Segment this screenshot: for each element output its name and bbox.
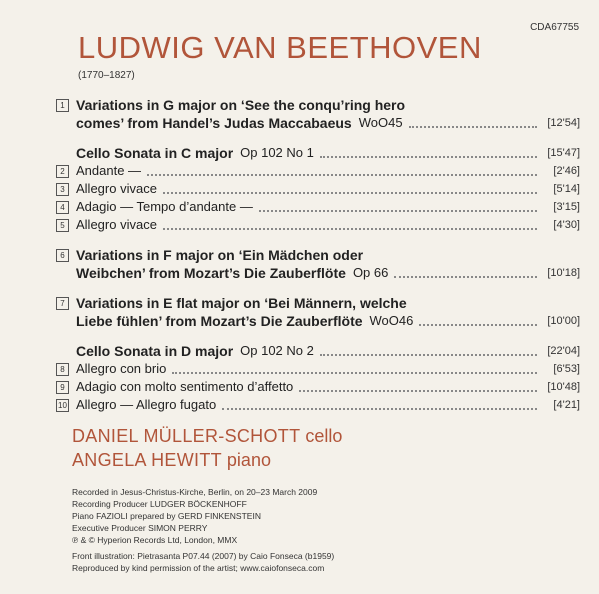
performer-name: ANGELA HEWITT — [72, 450, 222, 470]
track-duration: [3'15] — [553, 201, 580, 213]
performer-1 — [72, 424, 342, 448]
dot-leader — [222, 407, 537, 410]
track-title: Allegro — Allegro fugato — [76, 397, 217, 412]
track-9 — [56, 378, 580, 396]
work-opus: Op 102 No 2 — [240, 343, 314, 358]
track-title: Allegro vivace — [76, 217, 157, 232]
track-2 — [56, 162, 580, 180]
track-1 — [56, 96, 580, 132]
track-7 — [56, 294, 580, 330]
credits-block — [72, 486, 334, 574]
performer-2 — [72, 448, 342, 472]
track-title-line1: Variations in G major on ‘See the conqu’ring hero — [76, 97, 406, 113]
track-number: 7 — [56, 297, 69, 310]
composer-name: LUDWIG VAN BEETHOVEN — [78, 30, 482, 65]
dot-leader — [259, 209, 537, 212]
work-title: Cello Sonata in C major — [76, 145, 234, 161]
track-title: Adagio con molto sentimento d’affetto — [76, 379, 294, 394]
track-number: 2 — [56, 165, 69, 178]
work-duration: [22'04] — [547, 345, 580, 357]
composer-dates: (1770–1827) — [78, 70, 135, 81]
track-3 — [56, 180, 580, 198]
dot-leader — [299, 389, 537, 392]
dot-leader — [172, 371, 537, 374]
work-opus: Op 102 No 1 — [240, 145, 314, 160]
track-title: Adagio — Tempo d’andante — — [76, 199, 253, 214]
track-number: 9 — [56, 381, 69, 394]
track-duration: [12'54] — [547, 117, 580, 129]
credit-line: Reproduced by kind permission of the artist; www.caiofonseca.com — [72, 563, 325, 573]
track-number: 6 — [56, 249, 69, 262]
work-duration: [15'47] — [547, 147, 580, 159]
track-list — [56, 96, 580, 414]
track-title-line2: Weibchen’ from Mozart’s Die Zauberflöte — [76, 265, 346, 281]
catalog-number: CDA67755 — [530, 22, 579, 33]
track-opus: WoO45 — [358, 115, 403, 130]
dot-leader — [394, 275, 537, 278]
track-number: 3 — [56, 183, 69, 196]
track-opus: Op 66 — [352, 265, 389, 280]
dot-leader — [409, 125, 537, 128]
dot-leader — [320, 155, 537, 158]
performer-instrument: cello — [305, 426, 343, 446]
track-title: Allegro vivace — [76, 181, 157, 196]
track-title-line2: Liebe fühlen’ from Mozart’s Die Zauberflöte — [76, 313, 363, 329]
track-duration: [5'14] — [553, 183, 580, 195]
track-6 — [56, 246, 580, 282]
work-title: Cello Sonata in D major — [76, 343, 234, 359]
track-title-line1: Variations in E flat major on ‘Bei Männern, welche — [76, 295, 407, 311]
dot-leader — [163, 191, 537, 194]
track-4 — [56, 198, 580, 216]
track-title: Andante — — [76, 163, 142, 178]
track-duration: [2'46] — [553, 165, 580, 177]
dot-leader — [419, 323, 537, 326]
track-number: 4 — [56, 201, 69, 214]
track-duration: [10'48] — [547, 381, 580, 393]
credit-line: Piano FAZIOLI prepared by GERD FINKENSTEIN — [72, 511, 261, 521]
dot-leader — [163, 227, 537, 230]
track-title-line2: comes’ from Handel’s Judas Maccabaeus — [76, 115, 352, 131]
credit-line: Recorded in Jesus-Christus-Kirche, Berlin, on 20–23 March 2009 — [72, 487, 318, 497]
track-number: 1 — [56, 99, 69, 112]
credit-line: ℗ & © Hyperion Records Ltd, London, MMX — [72, 535, 238, 545]
credit-line: Front illustration: Pietrasanta P07.44 (2007) by Caio Fonseca (b1959) — [72, 551, 335, 561]
work-heading-sonata-d — [56, 342, 580, 360]
track-10 — [56, 396, 580, 414]
track-duration: [6'53] — [553, 363, 580, 375]
performer-name: DANIEL MÜLLER-SCHOTT — [72, 426, 301, 446]
performer-instrument: piano — [226, 450, 271, 470]
track-duration: [4'21] — [553, 399, 580, 411]
credit-line: Executive Producer SIMON PERRY — [72, 523, 208, 533]
track-number: 8 — [56, 363, 69, 376]
track-opus: WoO46 — [369, 313, 414, 328]
dot-leader — [320, 353, 537, 356]
track-title-line1: Variations in F major on ‘Ein Mädchen oder — [76, 247, 364, 263]
track-number: 5 — [56, 219, 69, 232]
track-duration: [4'30] — [553, 219, 580, 231]
track-title: Allegro con brio — [76, 361, 167, 376]
dot-leader — [147, 173, 537, 176]
track-duration: [10'18] — [547, 267, 580, 279]
performers — [72, 424, 342, 472]
track-number: 10 — [56, 399, 69, 412]
track-8 — [56, 360, 580, 378]
work-heading-sonata-c — [56, 144, 580, 162]
track-5 — [56, 216, 580, 234]
credit-line: Recording Producer LUDGER BÖCKENHOFF — [72, 499, 247, 509]
track-duration: [10'00] — [547, 315, 580, 327]
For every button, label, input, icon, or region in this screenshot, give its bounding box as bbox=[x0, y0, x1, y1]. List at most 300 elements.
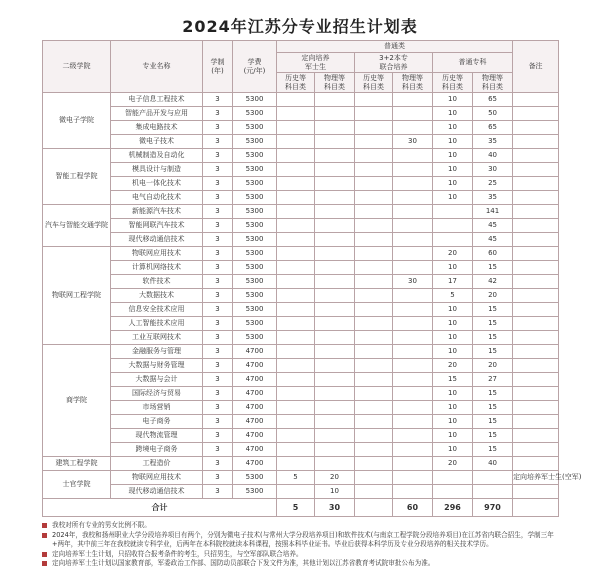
********
▶ WRITTEN EXERCISE:
Please recast every line of the records above as a numbered list, skipping any blank lines and leaving out the pictures.

▶ OUTPUT OF THE EXERCISE:
1. Segment this screenshot: for each element output its name and bbox.
2. performer-name: ANGELA HEWITT — [72, 450, 222, 470]
3. track-duration: [3'15] — [553, 201, 580, 213]
4. performer-1 — [72, 424, 342, 448]
5. dot-leader — [222, 407, 537, 410]
6. track-title: Allegro — Allegro fugato — [76, 397, 217, 412]
7. track-9 — [56, 378, 580, 396]
8. work-opus: Op 102 No 2 — [240, 343, 314, 358]
9. track-title: Allegro vivace — [76, 217, 157, 232]
10. track-2 — [56, 162, 580, 180]
11. track-1 — [56, 96, 580, 132]
12. track-7 — [56, 294, 580, 330]
13. credits-block — [72, 486, 334, 574]
14. performer-2 — [72, 448, 342, 472]
15. track-title-line1: Variations in G major on ‘See the conqu’ring hero — [76, 97, 406, 113]
16. track-number: 7 — [56, 297, 69, 310]
17. composer-name: LUDWIG VAN BEETHOVEN — [78, 30, 482, 65]
18. dot-leader — [259, 209, 537, 212]
19. work-title: Cello Sonata in C major — [76, 145, 234, 161]
20. track-title: Adagio con molto sentimento d’affetto — [76, 379, 294, 394]
21. track-number: 2 — [56, 165, 69, 178]
22. work-duration: [22'04] — [547, 345, 580, 357]
23. composer-dates: (1770–1827) — [78, 70, 135, 81]
24. track-3 — [56, 180, 580, 198]
25. dot-leader — [299, 389, 537, 392]
26. dot-leader — [172, 371, 537, 374]
27. work-opus: Op 102 No 1 — [240, 145, 314, 160]
28. track-title: Adagio — Tempo d’andante — — [76, 199, 253, 214]
29. track-number: 9 — [56, 381, 69, 394]
30. track-duration: [12'54] — [547, 117, 580, 129]
31. credit-line: Reproduced by kind permission of the artist; www.caiofonseca.com — [72, 563, 325, 573]
32. track-number: 6 — [56, 249, 69, 262]
33. work-duration: [15'47] — [547, 147, 580, 159]
34. track-list — [56, 96, 580, 414]
35. track-title-line2: Weibchen’ from Mozart’s Die Zauberflöte — [76, 265, 346, 281]
36. catalog-number: CDA67755 — [530, 22, 579, 33]
37. track-opus: WoO45 — [358, 115, 403, 130]
38. dot-leader — [394, 275, 537, 278]
39. track-number: 3 — [56, 183, 69, 196]
40. track-opus: Op 66 — [352, 265, 389, 280]
41. dot-leader — [409, 125, 537, 128]
42. dot-leader — [320, 155, 537, 158]
43. performer-instrument: cello — [305, 426, 343, 446]
44. track-title: Allegro vivace — [76, 181, 157, 196]
45. track-title-line2: Liebe fühlen’ from Mozart’s Die Zauberflöte — [76, 313, 363, 329]
46. track-duration: [5'14] — [553, 183, 580, 195]
47. track-6 — [56, 246, 580, 282]
48. work-title: Cello Sonata in D major — [76, 343, 234, 359]
49. track-title-line1: Variations in E flat major on ‘Bei Männern, welche — [76, 295, 407, 311]
50. dot-leader — [163, 191, 537, 194]
51. track-4 — [56, 198, 580, 216]
52. track-title: Andante — — [76, 163, 142, 178]
53. track-duration: [2'46] — [553, 165, 580, 177]
54. dot-leader — [419, 323, 537, 326]
55. track-number: 4 — [56, 201, 69, 214]
56. track-duration: [10'48] — [547, 381, 580, 393]
57. credit-line: Piano FAZIOLI prepared by GERD FINKENSTEIN — [72, 511, 261, 521]
58. dot-leader — [163, 227, 537, 230]
59. track-title-line2: comes’ from Handel’s Judas Maccabaeus — [76, 115, 352, 131]
60. credit-line: Recorded in Jesus-Christus-Kirche, Berlin, on 20–23 March 2009 — [72, 487, 318, 497]
61. track-number: 1 — [56, 99, 69, 112]
62. credit-line: ℗ & © Hyperion Records Ltd, London, MMX — [72, 535, 238, 545]
63. credit-line: Front illustration: Pietrasanta P07.44 (2007) by Caio Fonseca (b1959) — [72, 551, 335, 561]
64. work-heading-sonata-d — [56, 342, 580, 360]
65. track-10 — [56, 396, 580, 414]
66. track-duration: [6'53] — [553, 363, 580, 375]
67. performer-name: DANIEL MÜLLER-SCHOTT — [72, 426, 301, 446]
68. performer-instrument: piano — [226, 450, 271, 470]
69. track-duration: [4'21] — [553, 399, 580, 411]
70. credit-line: Executive Producer SIMON PERRY — [72, 523, 208, 533]
71. track-number: 8 — [56, 363, 69, 376]
72. track-opus: WoO46 — [369, 313, 414, 328]
73. dot-leader — [320, 353, 537, 356]
74. track-title-line1: Variations in F major on ‘Ein Mädchen oder — [76, 247, 364, 263]
75. track-number: 5 — [56, 219, 69, 232]
76. track-duration: [4'30] — [553, 219, 580, 231]
77. track-title: Allegro con brio — [76, 361, 167, 376]
78. dot-leader — [147, 173, 537, 176]
79. track-duration: [10'18] — [547, 267, 580, 279]
80. performers — [72, 424, 342, 472]
81. track-number: 10 — [56, 399, 69, 412]
82. track-8 — [56, 360, 580, 378]
83. work-heading-sonata-c — [56, 144, 580, 162]
84. track-5 — [56, 216, 580, 234]
85. credit-line: Recording Producer LUDGER BÖCKENHOFF — [72, 499, 247, 509]
86. track-duration: [10'00] — [547, 315, 580, 327]
87. For every button, label, input, icon, or region in this screenshot, give its bounding box as bbox=[x0, y0, x1, y1]. List at most 300 elements.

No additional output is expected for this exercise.